======== DATASET EXCERPTS ========
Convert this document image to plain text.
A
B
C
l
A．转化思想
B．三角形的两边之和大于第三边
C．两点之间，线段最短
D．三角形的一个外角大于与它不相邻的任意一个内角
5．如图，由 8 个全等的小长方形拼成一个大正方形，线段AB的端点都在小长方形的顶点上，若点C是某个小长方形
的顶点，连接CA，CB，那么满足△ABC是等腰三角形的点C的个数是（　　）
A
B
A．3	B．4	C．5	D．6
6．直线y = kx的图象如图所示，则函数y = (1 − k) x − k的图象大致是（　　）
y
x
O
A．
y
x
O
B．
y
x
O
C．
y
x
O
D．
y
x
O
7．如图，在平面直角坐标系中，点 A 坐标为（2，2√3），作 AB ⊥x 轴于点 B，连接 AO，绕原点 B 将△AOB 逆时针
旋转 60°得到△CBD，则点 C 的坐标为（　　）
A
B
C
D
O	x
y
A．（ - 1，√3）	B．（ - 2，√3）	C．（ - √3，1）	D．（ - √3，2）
========
• [WHAT NEEDS TO BE DONE]: The records above are to be repeated exactly, in their entirety.

• [EXERCISE SOLUTION]:
Convert this document image to plain text.
A
B
C
l
A．转化思想
B．三角形的两边之和大于第三边
C．两点之间，线段最短
D．三角形的一个外角大于与它不相邻的任意一个内角
5．如图，由 8 个全等的小长方形拼成一个大正方形，线段AB的端点都在小长方形的顶点上，若点C是某个小长方形
的顶点，连接CA，CB，那么满足△ABC是等腰三角形的点C的个数是（　　）
A
B
A．3	B．4	C．5	D．6
6．直线y = kx的图象如图所示，则函数y = (1 − k) x − k的图象大致是（　　）
y
x
O
A．
y
x
O
B．
y
x
O
C．
y
x
O
D．
y
x
O
7．如图，在平面直角坐标系中，点 A 坐标为（2，2√3），作 AB ⊥x 轴于点 B，连接 AO，绕原点 B 将△AOB 逆时针
旋转 60°得到△CBD，则点 C 的坐标为（　　）
A
B
C
D
O	x
y
A．（ - 1，√3）	B．（ - 2，√3）	C．（ - √3，1）	D．（ - √3，2）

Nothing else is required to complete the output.